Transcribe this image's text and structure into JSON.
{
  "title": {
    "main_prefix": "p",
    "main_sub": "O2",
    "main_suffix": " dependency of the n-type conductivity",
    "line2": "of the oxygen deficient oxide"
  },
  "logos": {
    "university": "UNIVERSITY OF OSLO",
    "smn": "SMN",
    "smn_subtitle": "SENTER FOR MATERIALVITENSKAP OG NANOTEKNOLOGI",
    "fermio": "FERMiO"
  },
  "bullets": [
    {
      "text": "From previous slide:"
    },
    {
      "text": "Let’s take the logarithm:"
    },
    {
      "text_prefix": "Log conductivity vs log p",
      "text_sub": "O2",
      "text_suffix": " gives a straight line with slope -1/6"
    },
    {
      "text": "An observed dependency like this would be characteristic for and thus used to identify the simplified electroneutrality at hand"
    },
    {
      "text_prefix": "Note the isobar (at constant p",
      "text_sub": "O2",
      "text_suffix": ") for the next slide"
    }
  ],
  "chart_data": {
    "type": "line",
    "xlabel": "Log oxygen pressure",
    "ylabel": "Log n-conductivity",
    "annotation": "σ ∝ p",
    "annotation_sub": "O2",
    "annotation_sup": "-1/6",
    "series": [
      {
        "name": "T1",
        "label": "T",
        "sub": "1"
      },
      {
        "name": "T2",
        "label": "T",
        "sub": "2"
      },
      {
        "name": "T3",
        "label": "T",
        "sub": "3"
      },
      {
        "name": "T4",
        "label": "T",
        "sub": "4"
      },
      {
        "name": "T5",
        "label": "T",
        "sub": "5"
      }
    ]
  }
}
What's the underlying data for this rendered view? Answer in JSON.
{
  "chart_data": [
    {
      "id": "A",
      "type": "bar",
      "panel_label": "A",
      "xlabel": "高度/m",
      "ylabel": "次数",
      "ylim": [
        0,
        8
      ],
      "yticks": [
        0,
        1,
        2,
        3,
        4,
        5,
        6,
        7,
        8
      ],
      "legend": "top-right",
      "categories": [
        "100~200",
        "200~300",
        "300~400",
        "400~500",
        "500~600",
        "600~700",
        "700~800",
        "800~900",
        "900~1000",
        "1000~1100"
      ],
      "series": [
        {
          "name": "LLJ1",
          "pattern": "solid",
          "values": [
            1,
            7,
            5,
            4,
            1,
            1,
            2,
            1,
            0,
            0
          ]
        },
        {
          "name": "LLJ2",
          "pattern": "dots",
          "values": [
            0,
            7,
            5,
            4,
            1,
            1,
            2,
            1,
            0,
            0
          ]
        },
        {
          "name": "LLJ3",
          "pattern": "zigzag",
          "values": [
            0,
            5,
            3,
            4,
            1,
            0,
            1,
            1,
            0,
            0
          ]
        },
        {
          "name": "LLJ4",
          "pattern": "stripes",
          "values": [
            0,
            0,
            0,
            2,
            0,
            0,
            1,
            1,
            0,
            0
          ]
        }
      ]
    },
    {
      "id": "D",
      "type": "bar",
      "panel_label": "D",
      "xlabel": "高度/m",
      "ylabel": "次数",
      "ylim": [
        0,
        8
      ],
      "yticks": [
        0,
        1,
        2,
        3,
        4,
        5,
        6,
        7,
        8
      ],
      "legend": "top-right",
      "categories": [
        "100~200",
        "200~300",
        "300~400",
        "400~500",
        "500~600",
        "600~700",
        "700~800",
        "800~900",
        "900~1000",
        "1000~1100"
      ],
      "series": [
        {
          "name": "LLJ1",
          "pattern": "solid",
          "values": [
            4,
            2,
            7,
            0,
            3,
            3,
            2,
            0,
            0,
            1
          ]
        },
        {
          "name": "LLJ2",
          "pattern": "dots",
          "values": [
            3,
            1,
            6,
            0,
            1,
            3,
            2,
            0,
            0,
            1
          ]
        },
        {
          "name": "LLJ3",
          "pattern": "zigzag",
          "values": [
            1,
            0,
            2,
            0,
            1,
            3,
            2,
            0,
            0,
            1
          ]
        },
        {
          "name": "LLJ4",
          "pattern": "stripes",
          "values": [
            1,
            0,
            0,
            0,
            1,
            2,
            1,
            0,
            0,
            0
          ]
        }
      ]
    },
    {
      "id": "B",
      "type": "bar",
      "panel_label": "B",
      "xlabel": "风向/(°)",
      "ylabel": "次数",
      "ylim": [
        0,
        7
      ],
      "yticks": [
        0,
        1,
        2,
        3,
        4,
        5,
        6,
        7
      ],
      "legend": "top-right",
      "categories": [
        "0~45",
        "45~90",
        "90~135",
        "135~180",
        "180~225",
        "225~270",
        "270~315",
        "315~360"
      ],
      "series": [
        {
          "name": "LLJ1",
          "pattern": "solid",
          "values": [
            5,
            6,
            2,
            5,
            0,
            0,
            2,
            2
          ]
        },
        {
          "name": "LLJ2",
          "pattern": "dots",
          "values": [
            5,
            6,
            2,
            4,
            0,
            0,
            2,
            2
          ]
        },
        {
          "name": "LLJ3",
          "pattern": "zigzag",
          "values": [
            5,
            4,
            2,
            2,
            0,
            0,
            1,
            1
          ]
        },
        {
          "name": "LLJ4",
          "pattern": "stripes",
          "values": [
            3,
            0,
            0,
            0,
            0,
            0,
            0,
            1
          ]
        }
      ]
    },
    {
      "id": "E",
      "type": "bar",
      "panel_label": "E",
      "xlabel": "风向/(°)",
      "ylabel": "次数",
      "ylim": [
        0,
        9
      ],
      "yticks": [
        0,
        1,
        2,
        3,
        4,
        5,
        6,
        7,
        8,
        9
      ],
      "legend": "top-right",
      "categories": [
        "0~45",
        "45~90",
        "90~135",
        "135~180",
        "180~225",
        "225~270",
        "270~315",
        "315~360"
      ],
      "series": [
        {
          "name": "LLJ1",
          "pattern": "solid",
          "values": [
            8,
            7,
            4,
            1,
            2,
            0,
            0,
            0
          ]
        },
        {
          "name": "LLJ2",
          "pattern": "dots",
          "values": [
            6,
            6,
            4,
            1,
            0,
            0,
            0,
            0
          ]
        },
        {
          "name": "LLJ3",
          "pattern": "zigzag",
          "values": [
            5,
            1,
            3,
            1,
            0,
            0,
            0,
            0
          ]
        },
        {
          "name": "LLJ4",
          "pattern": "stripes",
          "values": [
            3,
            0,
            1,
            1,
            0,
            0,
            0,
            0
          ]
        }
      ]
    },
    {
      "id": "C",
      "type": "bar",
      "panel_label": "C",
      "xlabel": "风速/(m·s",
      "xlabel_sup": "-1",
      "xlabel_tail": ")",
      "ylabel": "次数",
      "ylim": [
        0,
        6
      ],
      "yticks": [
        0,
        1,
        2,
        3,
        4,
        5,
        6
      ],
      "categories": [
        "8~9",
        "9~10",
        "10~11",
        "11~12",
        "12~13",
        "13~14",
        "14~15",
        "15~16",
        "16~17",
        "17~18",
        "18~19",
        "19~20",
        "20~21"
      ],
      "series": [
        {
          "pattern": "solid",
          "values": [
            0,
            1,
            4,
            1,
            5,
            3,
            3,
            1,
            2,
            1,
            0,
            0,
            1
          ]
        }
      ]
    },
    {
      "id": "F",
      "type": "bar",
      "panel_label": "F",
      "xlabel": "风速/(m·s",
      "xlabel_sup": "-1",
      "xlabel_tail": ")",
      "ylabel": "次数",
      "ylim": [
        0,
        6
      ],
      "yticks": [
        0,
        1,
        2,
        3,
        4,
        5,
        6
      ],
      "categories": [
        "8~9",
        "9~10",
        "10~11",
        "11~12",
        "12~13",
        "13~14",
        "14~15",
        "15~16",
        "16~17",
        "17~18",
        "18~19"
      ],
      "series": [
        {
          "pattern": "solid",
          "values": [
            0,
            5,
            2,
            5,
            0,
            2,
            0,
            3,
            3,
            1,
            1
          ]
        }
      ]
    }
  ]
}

TASK TO CARRY OUT »
What do the records say? Quote them all exactly.

WRITTEN ANSWER »
Transcribe this image's text and structure into JSON.
{
  "title": {
    "main_prefix": "p",
    "main_sub": "O2",
    "main_suffix": " dependency of the n-type conductivity",
    "line2": "of the oxygen deficient oxide"
  },
  "logos": {
    "university": "UNIVERSITY OF OSLO",
    "smn": "SMN",
    "smn_subtitle": "SENTER FOR MATERIALVITENSKAP OG NANOTEKNOLOGI",
    "fermio": "FERMiO"
  },
  "bullets": [
    {
      "text": "From previous slide:"
    },
    {
      "text": "Let’s take the logarithm:"
    },
    {
      "text_prefix": "Log conductivity vs log p",
      "text_sub": "O2",
      "text_suffix": " gives a straight line with slope -1/6"
    },
    {
      "text": "An observed dependency like this would be characteristic for and thus used to identify the simplified electroneutrality at hand"
    },
    {
      "text_prefix": "Note the isobar (at constant p",
      "text_sub": "O2",
      "text_suffix": ") for the next slide"
    }
  ],
  "chart_data": {
    "type": "line",
    "xlabel": "Log oxygen pressure",
    "ylabel": "Log n-conductivity",
    "annotation": "σ ∝ p",
    "annotation_sub": "O2",
    "annotation_sup": "-1/6",
    "series": [
      {
        "name": "T1",
        "label": "T",
        "sub": "1"
      },
      {
        "name": "T2",
        "label": "T",
        "sub": "2"
      },
      {
        "name": "T3",
        "label": "T",
        "sub": "3"
      },
      {
        "name": "T4",
        "label": "T",
        "sub": "4"
      },
      {
        "name": "T5",
        "label": "T",
        "sub": "5"
      }
    ]
  }
}
What's the underlying data for this rendered view? Answer in JSON.
{
  "chart_data": [
    {
      "id": "A",
      "type": "bar",
      "panel_label": "A",
      "xlabel": "高度/m",
      "ylabel": "次数",
      "ylim": [
        0,
        8
      ],
      "yticks": [
        0,
        1,
        2,
        3,
        4,
        5,
        6,
        7,
        8
      ],
      "legend": "top-right",
      "categories": [
        "100~200",
        "200~300",
        "300~400",
        "400~500",
        "500~600",
        "600~700",
        "700~800",
        "800~900",
        "900~1000",
        "1000~1100"
      ],
      "series": [
        {
          "name": "LLJ1",
          "pattern": "solid",
          "values": [
            1,
            7,
            5,
            4,
            1,
            1,
            2,
            1,
            0,
            0
          ]
        },
        {
          "name": "LLJ2",
          "pattern": "dots",
          "values": [
            0,
            7,
            5,
            4,
            1,
            1,
            2,
            1,
            0,
            0
          ]
        },
        {
          "name": "LLJ3",
          "pattern": "zigzag",
          "values": [
            0,
            5,
            3,
            4,
            1,
            0,
            1,
            1,
            0,
            0
          ]
        },
        {
          "name": "LLJ4",
          "pattern": "stripes",
          "values": [
            0,
            0,
            0,
            2,
            0,
            0,
            1,
            1,
            0,
            0
          ]
        }
      ]
    },
    {
      "id": "D",
      "type": "bar",
      "panel_label": "D",
      "xlabel": "高度/m",
      "ylabel": "次数",
      "ylim": [
        0,
        8
      ],
      "yticks": [
        0,
        1,
        2,
        3,
        4,
        5,
        6,
        7,
        8
      ],
      "legend": "top-right",
      "categories": [
        "100~200",
        "200~300",
        "300~400",
        "400~500",
        "500~600",
        "600~700",
        "700~800",
        "800~900",
        "900~1000",
        "1000~1100"
      ],
      "series": [
        {
          "name": "LLJ1",
          "pattern": "solid",
          "values": [
            4,
            2,
            7,
            0,
            3,
            3,
            2,
            0,
            0,
            1
          ]
        },
        {
          "name": "LLJ2",
          "pattern": "dots",
          "values": [
            3,
            1,
            6,
            0,
            1,
            3,
            2,
            0,
            0,
            1
          ]
        },
        {
          "name": "LLJ3",
          "pattern": "zigzag",
          "values": [
            1,
            0,
            2,
            0,
            1,
            3,
            2,
            0,
            0,
            1
          ]
        },
        {
          "name": "LLJ4",
          "pattern": "stripes",
          "values": [
            1,
            0,
            0,
            0,
            1,
            2,
            1,
            0,
            0,
            0
          ]
        }
      ]
    },
    {
      "id": "B",
      "type": "bar",
      "panel_label": "B",
      "xlabel": "风向/(°)",
      "ylabel": "次数",
      "ylim": [
        0,
        7
      ],
      "yticks": [
        0,
        1,
        2,
        3,
        4,
        5,
        6,
        7
      ],
      "legend": "top-right",
      "categories": [
        "0~45",
        "45~90",
        "90~135",
        "135~180",
        "180~225",
        "225~270",
        "270~315",
        "315~360"
      ],
      "series": [
        {
          "name": "LLJ1",
          "pattern": "solid",
          "values": [
            5,
            6,
            2,
            5,
            0,
            0,
            2,
            2
          ]
        },
        {
          "name": "LLJ2",
          "pattern": "dots",
          "values": [
            5,
            6,
            2,
            4,
            0,
            0,
            2,
            2
          ]
        },
        {
          "name": "LLJ3",
          "pattern": "zigzag",
          "values": [
            5,
            4,
            2,
            2,
            0,
            0,
            1,
            1
          ]
        },
        {
          "name": "LLJ4",
          "pattern": "stripes",
          "values": [
            3,
            0,
            0,
            0,
            0,
            0,
            0,
            1
          ]
        }
      ]
    },
    {
      "id": "E",
      "type": "bar",
      "panel_label": "E",
      "xlabel": "风向/(°)",
      "ylabel": "次数",
      "ylim": [
        0,
        9
      ],
      "yticks": [
        0,
        1,
        2,
        3,
        4,
        5,
        6,
        7,
        8,
        9
      ],
      "legend": "top-right",
      "categories": [
        "0~45",
        "45~90",
        "90~135",
        "135~180",
        "180~225",
        "225~270",
        "270~315",
        "315~360"
      ],
      "series": [
        {
          "name": "LLJ1",
          "pattern": "solid",
          "values": [
            8,
            7,
            4,
            1,
            2,
            0,
            0,
            0
          ]
        },
        {
          "name": "LLJ2",
          "pattern": "dots",
          "values": [
            6,
            6,
            4,
            1,
            0,
            0,
            0,
            0
          ]
        },
        {
          "name": "LLJ3",
          "pattern": "zigzag",
          "values": [
            5,
            1,
            3,
            1,
            0,
            0,
            0,
            0
          ]
        },
        {
          "name": "LLJ4",
          "pattern": "stripes",
          "values": [
            3,
            0,
            1,
            1,
            0,
            0,
            0,
            0
          ]
        }
      ]
    },
    {
      "id": "C",
      "type": "bar",
      "panel_label": "C",
      "xlabel": "风速/(m·s",
      "xlabel_sup": "-1",
      "xlabel_tail": ")",
      "ylabel": "次数",
      "ylim": [
        0,
        6
      ],
      "yticks": [
        0,
        1,
        2,
        3,
        4,
        5,
        6
      ],
      "categories": [
        "8~9",
        "9~10",
        "10~11",
        "11~12",
        "12~13",
        "13~14",
        "14~15",
        "15~16",
        "16~17",
        "17~18",
        "18~19",
        "19~20",
        "20~21"
      ],
      "series": [
        {
          "pattern": "solid",
          "values": [
            0,
            1,
            4,
            1,
            5,
            3,
            3,
            1,
            2,
            1,
            0,
            0,
            1
          ]
        }
      ]
    },
    {
      "id": "F",
      "type": "bar",
      "panel_label": "F",
      "xlabel": "风速/(m·s",
      "xlabel_sup": "-1",
      "xlabel_tail": ")",
      "ylabel": "次数",
      "ylim": [
        0,
        6
      ],
      "yticks": [
        0,
        1,
        2,
        3,
        4,
        5,
        6
      ],
      "categories": [
        "8~9",
        "9~10",
        "10~11",
        "11~12",
        "12~13",
        "13~14",
        "14~15",
        "15~16",
        "16~17",
        "17~18",
        "18~19"
      ],
      "series": [
        {
          "pattern": "solid",
          "values": [
            0,
            5,
            2,
            5,
            0,
            2,
            0,
            3,
            3,
            1,
            1
          ]
        }
      ]
    }
  ]
}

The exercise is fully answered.